What is required: Check each line of the listing for the string "Time", then state how many lines have it. Only the number is wanted.
## Begin Stored records
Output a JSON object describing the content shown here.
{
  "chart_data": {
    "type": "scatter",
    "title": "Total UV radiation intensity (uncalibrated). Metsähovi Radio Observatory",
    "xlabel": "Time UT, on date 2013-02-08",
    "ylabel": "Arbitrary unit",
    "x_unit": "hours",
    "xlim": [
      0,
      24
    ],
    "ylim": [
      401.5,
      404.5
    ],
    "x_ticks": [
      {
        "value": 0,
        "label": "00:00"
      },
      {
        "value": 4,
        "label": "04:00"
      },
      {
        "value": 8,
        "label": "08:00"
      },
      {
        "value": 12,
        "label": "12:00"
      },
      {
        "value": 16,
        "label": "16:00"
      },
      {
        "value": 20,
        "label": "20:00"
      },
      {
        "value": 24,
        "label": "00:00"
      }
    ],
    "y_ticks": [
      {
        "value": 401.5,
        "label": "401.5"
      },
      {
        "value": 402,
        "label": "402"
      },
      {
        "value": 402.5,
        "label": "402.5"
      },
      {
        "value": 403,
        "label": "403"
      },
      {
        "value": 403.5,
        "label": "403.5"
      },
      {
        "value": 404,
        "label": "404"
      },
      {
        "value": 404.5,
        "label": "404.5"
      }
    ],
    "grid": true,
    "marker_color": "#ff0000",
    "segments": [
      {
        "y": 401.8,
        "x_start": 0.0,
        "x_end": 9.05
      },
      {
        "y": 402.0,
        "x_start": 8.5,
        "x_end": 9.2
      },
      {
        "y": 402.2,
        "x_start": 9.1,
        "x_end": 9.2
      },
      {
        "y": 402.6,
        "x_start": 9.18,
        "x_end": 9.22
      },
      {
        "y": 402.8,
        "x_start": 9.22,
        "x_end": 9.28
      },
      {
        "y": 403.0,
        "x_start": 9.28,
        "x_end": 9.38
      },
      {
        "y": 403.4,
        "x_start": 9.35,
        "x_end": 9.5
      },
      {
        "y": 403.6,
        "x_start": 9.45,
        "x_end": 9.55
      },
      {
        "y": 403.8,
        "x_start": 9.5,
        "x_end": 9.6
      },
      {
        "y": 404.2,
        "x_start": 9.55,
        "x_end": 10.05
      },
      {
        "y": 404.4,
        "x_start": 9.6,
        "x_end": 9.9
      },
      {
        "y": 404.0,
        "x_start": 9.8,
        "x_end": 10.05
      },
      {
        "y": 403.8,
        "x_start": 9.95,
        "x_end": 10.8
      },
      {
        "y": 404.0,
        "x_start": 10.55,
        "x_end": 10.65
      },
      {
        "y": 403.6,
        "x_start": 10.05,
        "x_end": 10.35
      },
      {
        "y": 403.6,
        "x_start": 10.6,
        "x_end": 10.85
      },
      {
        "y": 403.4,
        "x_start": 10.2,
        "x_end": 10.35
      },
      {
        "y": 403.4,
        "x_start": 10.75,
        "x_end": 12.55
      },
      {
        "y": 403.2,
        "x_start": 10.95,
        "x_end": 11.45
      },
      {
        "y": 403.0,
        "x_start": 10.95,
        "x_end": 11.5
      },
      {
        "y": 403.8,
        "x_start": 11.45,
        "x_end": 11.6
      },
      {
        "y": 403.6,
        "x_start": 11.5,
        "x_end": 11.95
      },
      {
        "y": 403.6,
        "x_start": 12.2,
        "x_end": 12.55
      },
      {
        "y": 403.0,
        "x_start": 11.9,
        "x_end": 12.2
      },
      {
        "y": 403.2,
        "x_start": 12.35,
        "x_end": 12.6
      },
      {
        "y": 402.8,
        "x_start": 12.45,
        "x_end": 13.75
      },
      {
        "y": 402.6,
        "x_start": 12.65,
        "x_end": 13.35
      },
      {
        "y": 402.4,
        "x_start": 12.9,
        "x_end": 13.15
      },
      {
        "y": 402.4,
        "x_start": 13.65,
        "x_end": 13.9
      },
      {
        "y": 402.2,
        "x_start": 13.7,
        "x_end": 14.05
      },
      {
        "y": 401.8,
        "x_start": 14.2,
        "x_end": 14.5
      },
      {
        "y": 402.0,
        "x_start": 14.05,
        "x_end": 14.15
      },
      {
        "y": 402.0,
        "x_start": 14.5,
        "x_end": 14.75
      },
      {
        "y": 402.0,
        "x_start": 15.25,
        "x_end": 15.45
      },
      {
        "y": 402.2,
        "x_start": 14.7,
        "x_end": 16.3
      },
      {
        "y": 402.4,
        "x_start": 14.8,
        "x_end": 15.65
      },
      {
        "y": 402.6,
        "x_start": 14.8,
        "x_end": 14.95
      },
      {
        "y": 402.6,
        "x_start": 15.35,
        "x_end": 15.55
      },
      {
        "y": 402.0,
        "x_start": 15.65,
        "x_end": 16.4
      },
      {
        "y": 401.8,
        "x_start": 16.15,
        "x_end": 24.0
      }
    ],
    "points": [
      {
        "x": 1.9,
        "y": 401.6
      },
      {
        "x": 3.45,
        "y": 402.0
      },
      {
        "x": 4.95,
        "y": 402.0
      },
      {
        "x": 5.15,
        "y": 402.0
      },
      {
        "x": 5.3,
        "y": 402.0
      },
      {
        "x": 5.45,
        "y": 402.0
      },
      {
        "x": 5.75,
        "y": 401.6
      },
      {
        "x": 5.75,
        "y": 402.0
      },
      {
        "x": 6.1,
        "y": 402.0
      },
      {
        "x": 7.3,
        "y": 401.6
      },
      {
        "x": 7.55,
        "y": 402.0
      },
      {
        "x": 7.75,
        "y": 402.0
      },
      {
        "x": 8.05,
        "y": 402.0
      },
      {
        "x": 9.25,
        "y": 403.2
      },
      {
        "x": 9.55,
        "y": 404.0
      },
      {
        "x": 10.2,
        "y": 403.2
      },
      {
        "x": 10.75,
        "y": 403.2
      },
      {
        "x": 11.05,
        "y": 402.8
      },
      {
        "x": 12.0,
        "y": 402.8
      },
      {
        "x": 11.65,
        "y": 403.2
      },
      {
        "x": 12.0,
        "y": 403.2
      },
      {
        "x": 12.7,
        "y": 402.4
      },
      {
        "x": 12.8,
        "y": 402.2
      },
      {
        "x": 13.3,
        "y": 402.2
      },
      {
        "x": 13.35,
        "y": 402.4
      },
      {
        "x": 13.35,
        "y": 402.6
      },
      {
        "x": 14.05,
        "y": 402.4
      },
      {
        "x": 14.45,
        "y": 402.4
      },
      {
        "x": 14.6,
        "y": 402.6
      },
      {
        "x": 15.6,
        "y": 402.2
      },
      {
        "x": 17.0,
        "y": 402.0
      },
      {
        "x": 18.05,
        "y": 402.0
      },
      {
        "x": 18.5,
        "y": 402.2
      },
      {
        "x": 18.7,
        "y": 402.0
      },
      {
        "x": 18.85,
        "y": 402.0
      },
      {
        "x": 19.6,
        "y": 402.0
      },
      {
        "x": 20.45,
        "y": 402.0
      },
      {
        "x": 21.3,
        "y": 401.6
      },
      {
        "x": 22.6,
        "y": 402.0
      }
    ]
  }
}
## End Stored records
## Begin Stored records
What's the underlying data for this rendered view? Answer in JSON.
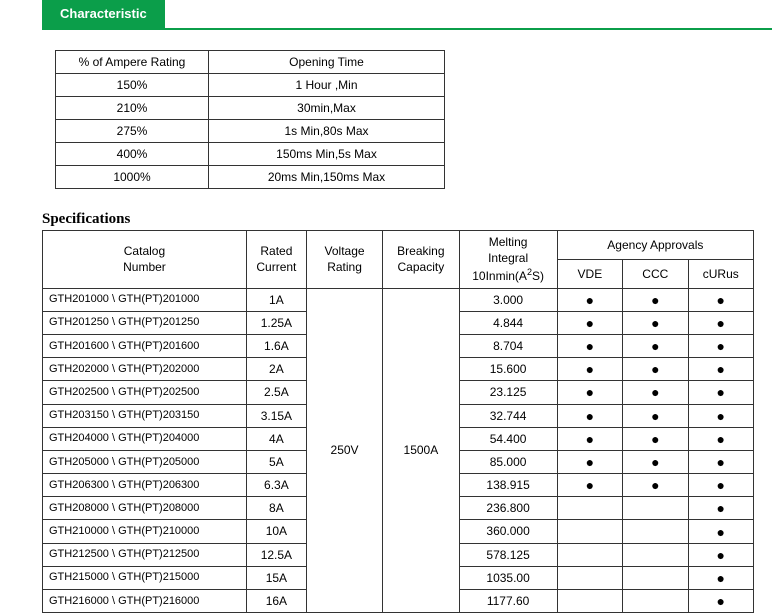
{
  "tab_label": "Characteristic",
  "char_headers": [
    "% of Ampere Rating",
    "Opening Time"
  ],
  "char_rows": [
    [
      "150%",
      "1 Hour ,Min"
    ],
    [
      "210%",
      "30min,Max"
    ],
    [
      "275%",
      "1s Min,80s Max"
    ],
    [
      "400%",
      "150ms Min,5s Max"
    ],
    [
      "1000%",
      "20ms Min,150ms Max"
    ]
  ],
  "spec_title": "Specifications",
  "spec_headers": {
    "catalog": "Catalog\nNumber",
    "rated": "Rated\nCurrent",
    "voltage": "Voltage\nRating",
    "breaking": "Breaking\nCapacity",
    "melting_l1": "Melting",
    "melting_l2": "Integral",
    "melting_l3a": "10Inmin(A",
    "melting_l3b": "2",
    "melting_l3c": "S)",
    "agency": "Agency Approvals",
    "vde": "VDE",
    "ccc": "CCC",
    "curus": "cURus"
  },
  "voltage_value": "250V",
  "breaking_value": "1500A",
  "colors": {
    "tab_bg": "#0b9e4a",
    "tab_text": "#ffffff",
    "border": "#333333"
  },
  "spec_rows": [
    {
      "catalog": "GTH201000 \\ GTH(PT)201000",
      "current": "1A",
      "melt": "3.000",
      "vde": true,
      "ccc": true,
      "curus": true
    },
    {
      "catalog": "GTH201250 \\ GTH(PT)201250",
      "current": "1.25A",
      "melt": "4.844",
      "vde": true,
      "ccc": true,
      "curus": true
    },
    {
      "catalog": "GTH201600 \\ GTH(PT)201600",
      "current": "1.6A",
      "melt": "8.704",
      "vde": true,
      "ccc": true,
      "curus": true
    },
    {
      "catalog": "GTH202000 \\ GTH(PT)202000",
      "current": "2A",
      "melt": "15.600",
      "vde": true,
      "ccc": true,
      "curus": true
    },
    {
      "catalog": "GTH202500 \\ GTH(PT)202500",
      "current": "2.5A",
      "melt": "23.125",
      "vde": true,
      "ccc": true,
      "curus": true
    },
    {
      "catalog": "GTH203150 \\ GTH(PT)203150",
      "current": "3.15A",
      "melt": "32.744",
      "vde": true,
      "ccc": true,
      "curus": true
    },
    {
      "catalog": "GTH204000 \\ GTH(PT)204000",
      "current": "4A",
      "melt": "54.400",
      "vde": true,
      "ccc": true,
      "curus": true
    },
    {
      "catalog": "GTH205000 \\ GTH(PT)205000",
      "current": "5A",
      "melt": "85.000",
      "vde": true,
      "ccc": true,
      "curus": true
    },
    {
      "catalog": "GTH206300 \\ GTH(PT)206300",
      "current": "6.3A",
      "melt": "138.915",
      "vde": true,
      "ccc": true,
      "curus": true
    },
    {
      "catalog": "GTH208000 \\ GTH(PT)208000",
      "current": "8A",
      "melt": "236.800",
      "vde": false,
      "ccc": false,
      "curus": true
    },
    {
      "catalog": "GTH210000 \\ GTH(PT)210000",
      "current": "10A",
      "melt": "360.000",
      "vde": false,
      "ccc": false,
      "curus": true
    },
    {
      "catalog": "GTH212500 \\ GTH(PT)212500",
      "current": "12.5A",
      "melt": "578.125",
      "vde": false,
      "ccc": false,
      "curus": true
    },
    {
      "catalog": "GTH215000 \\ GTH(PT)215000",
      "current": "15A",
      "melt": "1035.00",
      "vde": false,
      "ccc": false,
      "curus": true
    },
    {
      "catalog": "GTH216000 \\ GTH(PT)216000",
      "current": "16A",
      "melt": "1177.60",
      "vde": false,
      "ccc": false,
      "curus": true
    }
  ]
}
## End Stored records
## Begin Stored records
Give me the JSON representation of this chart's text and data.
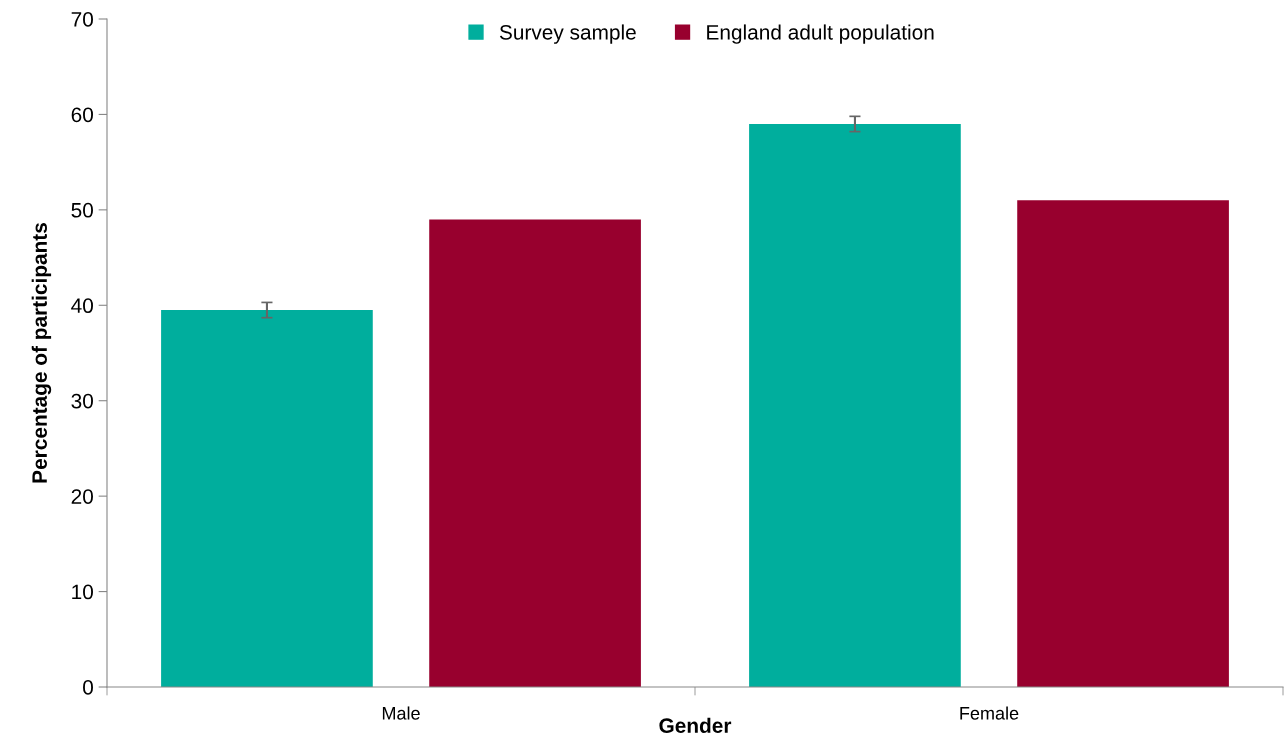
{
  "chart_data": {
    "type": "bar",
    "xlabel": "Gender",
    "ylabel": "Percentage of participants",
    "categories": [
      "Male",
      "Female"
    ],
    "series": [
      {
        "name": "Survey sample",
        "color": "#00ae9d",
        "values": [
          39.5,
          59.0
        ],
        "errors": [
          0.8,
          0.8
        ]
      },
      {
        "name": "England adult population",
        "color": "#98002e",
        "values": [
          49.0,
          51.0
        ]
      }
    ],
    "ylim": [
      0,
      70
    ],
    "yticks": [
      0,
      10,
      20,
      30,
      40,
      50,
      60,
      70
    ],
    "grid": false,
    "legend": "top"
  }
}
## End Stored records
Answer to the exercise: 2